| WORK TO DO |
Retype all material exactly. Pictures stay out of the copy.

| PROVIDED RECORDS |

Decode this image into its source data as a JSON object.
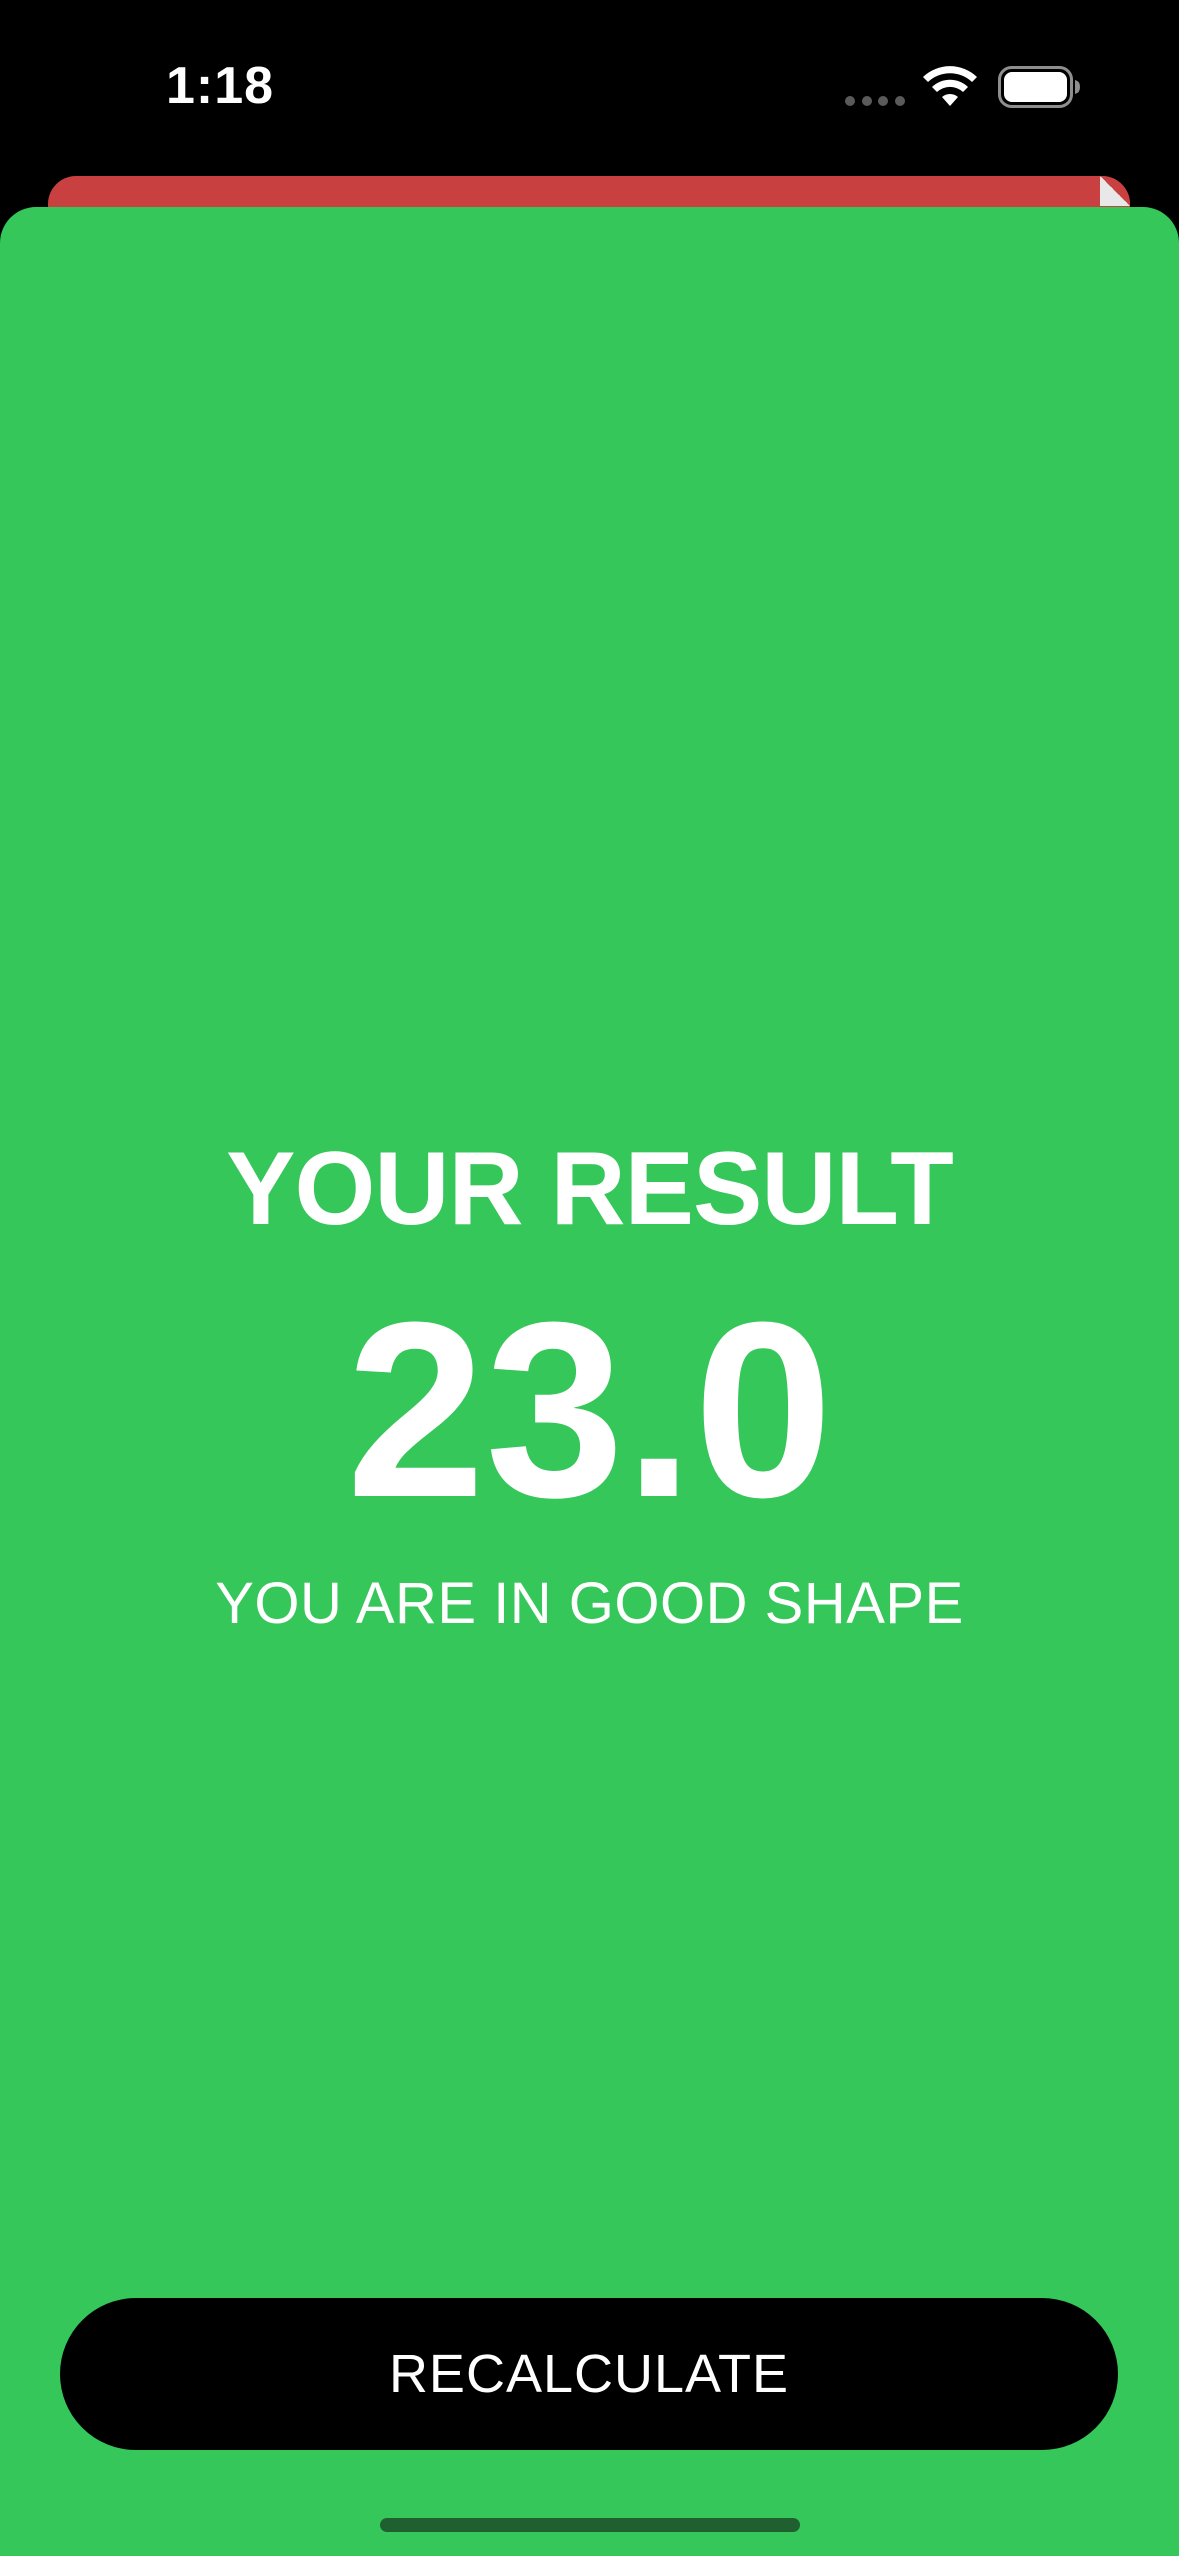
{
  "status_bar": {
    "time": "1:18",
    "icons": [
      "cellular-dots-icon",
      "wifi-icon",
      "battery-icon"
    ]
  },
  "colors": {
    "background_card": "#c94040",
    "sheet": "#35c75a",
    "button": "#000000",
    "text": "#ffffff"
  },
  "result": {
    "title": "YOUR RESULT",
    "value": "23.0",
    "advice": "YOU ARE IN GOOD SHAPE"
  },
  "actions": {
    "recalculate_label": "RECALCULATE"
  }
}
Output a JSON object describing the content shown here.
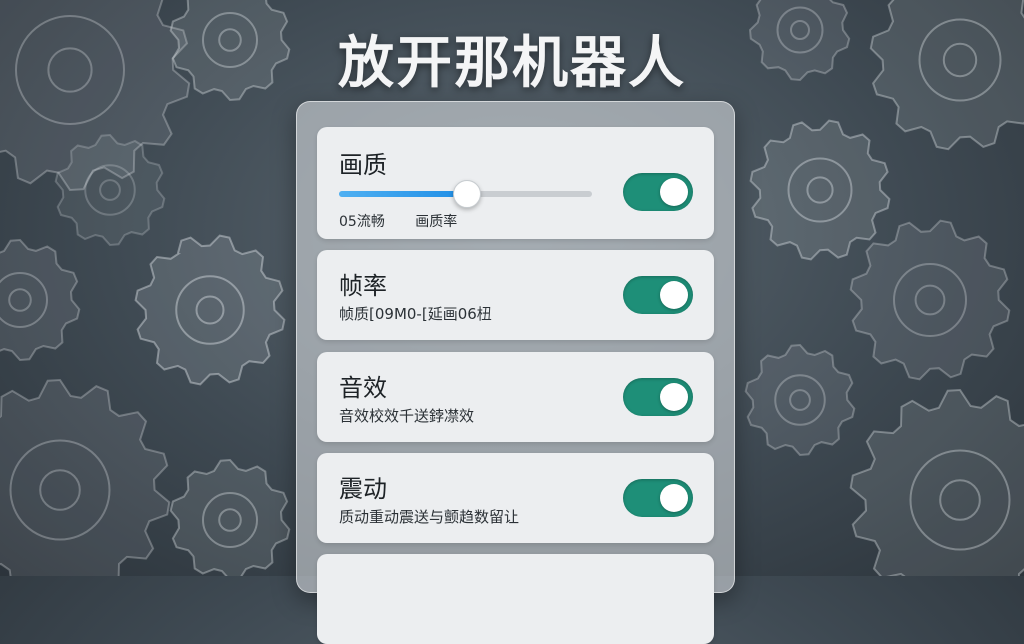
{
  "title": "放开那机器人",
  "background": {
    "theme": "gears",
    "color": "#3f4a53"
  },
  "settings": [
    {
      "title": "画质",
      "slider": {
        "value": 0.5,
        "labels": [
          "05流畅",
          "画质率"
        ]
      },
      "toggle_on": true
    },
    {
      "title": "帧率",
      "subtitle": "帧质[09M0-[延画06杻",
      "toggle_on": true
    },
    {
      "title": "音效",
      "subtitle": "音效校效千送鋍凚效",
      "toggle_on": true
    },
    {
      "title": "震动",
      "subtitle": "质动重动震送与颤趋数留让",
      "toggle_on": true
    }
  ],
  "colors": {
    "toggle_on": "#1e8f78",
    "slider_fill": "#1f8ee6",
    "card_bg": "#eceef0"
  }
}
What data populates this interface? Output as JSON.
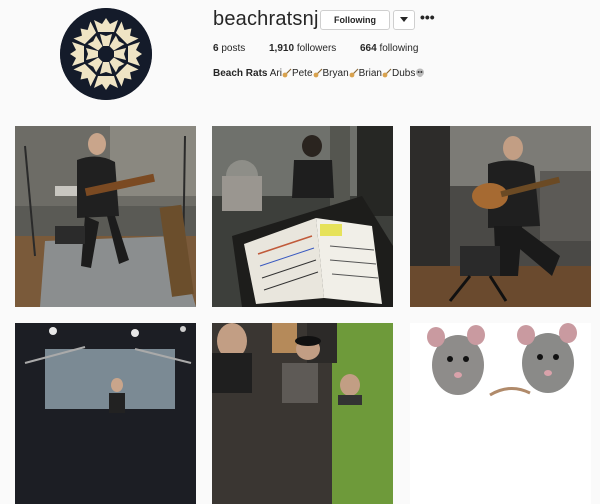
{
  "profile": {
    "username": "beachratsnj",
    "following_label": "Following",
    "more_label": "•••",
    "stats": {
      "posts_count": "6",
      "posts_label": "posts",
      "followers_count": "1,910",
      "followers_label": "followers",
      "following_count": "664",
      "following_label": "following"
    },
    "bio": {
      "name": "Beach Rats",
      "members": [
        "Ari",
        "Pete",
        "Bryan",
        "Brian",
        "Dubs"
      ]
    }
  },
  "icons": {
    "avatar": "star-burst-logo",
    "dropdown": "chevron-down-icon",
    "more": "ellipsis-icon",
    "member_emoji": "guitar-icon",
    "last_emoji": "skull-icon"
  },
  "colors": {
    "background": "#fafafa",
    "text": "#262626",
    "border": "#cfcfcf",
    "avatar_bg": "#141b2a",
    "avatar_pattern": "#efe4c4"
  }
}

| CORRECT RESPONSE |
Decode this image into its source data as a JSON object.
{
  "status_bar": {
    "time": "1:18",
    "icons": [
      "cellular-dots-icon",
      "wifi-icon",
      "battery-icon"
    ]
  },
  "colors": {
    "background_card": "#c94040",
    "sheet": "#35c75a",
    "button": "#000000",
    "text": "#ffffff"
  },
  "result": {
    "title": "YOUR RESULT",
    "value": "23.0",
    "advice": "YOU ARE IN GOOD SHAPE"
  },
  "actions": {
    "recalculate_label": "RECALCULATE"
  }
}
Output a JSON object describing the content shown here.
{
  "title": "放开那机器人",
  "background": {
    "theme": "gears",
    "color": "#3f4a53"
  },
  "settings": [
    {
      "title": "画质",
      "slider": {
        "value": 0.5,
        "labels": [
          "05流畅",
          "画质率"
        ]
      },
      "toggle_on": true
    },
    {
      "title": "帧率",
      "subtitle": "帧质[09M0-[延画06杻",
      "toggle_on": true
    },
    {
      "title": "音效",
      "subtitle": "音效校效千送鋍凚效",
      "toggle_on": true
    },
    {
      "title": "震动",
      "subtitle": "质动重动震送与颤趋数留让",
      "toggle_on": true
    }
  ],
  "colors": {
    "toggle_on": "#1e8f78",
    "slider_fill": "#1f8ee6",
    "card_bg": "#eceef0"
  }
}
What data populates this interface? Output as JSON.
{
  "profile": {
    "username": "beachratsnj",
    "following_label": "Following",
    "more_label": "•••",
    "stats": {
      "posts_count": "6",
      "posts_label": "posts",
      "followers_count": "1,910",
      "followers_label": "followers",
      "following_count": "664",
      "following_label": "following"
    },
    "bio": {
      "name": "Beach Rats",
      "members": [
        "Ari",
        "Pete",
        "Bryan",
        "Brian",
        "Dubs"
      ]
    }
  },
  "icons": {
    "avatar": "star-burst-logo",
    "dropdown": "chevron-down-icon",
    "more": "ellipsis-icon",
    "member_emoji": "guitar-icon",
    "last_emoji": "skull-icon"
  },
  "colors": {
    "background": "#fafafa",
    "text": "#262626",
    "border": "#cfcfcf",
    "avatar_bg": "#141b2a",
    "avatar_pattern": "#efe4c4"
  }
}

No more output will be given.